Challenge:
Copy the lines below exactly as they appear, starting from the very first line and stopping after the line that contains "- Text: Source: U.S.".

=====

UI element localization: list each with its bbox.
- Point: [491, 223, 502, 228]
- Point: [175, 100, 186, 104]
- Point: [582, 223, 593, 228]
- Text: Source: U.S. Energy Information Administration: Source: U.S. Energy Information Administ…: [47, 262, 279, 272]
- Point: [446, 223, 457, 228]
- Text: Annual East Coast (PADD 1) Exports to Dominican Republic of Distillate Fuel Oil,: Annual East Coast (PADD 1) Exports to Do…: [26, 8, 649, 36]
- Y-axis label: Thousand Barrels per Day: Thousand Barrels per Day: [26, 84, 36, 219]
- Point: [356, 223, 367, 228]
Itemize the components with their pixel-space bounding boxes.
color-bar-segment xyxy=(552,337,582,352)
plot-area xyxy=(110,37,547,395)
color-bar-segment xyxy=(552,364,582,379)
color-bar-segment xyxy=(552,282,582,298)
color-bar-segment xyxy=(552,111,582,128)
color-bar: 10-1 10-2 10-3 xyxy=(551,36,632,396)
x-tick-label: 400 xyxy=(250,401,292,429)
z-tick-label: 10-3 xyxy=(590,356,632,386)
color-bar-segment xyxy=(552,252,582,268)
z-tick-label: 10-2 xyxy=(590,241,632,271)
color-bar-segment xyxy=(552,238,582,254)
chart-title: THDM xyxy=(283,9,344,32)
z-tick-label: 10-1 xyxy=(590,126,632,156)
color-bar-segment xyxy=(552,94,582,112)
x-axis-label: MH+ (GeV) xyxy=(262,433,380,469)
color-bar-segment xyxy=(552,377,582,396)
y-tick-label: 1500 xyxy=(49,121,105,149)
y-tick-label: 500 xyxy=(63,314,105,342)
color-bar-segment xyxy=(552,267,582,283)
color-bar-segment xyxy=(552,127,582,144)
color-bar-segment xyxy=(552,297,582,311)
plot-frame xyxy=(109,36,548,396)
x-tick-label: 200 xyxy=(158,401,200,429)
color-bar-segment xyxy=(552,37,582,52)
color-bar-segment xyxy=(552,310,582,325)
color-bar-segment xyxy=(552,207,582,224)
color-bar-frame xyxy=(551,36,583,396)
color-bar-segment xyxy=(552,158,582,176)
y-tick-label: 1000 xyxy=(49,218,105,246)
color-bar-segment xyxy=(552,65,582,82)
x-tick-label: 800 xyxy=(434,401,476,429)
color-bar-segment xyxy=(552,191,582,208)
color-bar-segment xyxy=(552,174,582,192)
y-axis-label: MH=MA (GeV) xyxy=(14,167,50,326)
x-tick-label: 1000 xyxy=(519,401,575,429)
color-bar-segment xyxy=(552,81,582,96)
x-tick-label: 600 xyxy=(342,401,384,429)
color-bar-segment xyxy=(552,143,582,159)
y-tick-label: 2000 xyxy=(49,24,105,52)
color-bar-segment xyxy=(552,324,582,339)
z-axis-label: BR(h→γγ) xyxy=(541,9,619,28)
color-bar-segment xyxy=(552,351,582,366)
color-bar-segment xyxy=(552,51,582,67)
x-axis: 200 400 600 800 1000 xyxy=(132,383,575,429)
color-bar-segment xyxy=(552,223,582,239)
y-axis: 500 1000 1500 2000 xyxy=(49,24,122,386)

=====

Exercise answer:
UI element localization: list each with its bbox.
- Point: [491, 223, 502, 228]
- Point: [175, 100, 186, 104]
- Point: [582, 223, 593, 228]
- Text: Source: U.S. Energy Information Administration: Source: U.S. Energy Information Administ…: [47, 262, 279, 272]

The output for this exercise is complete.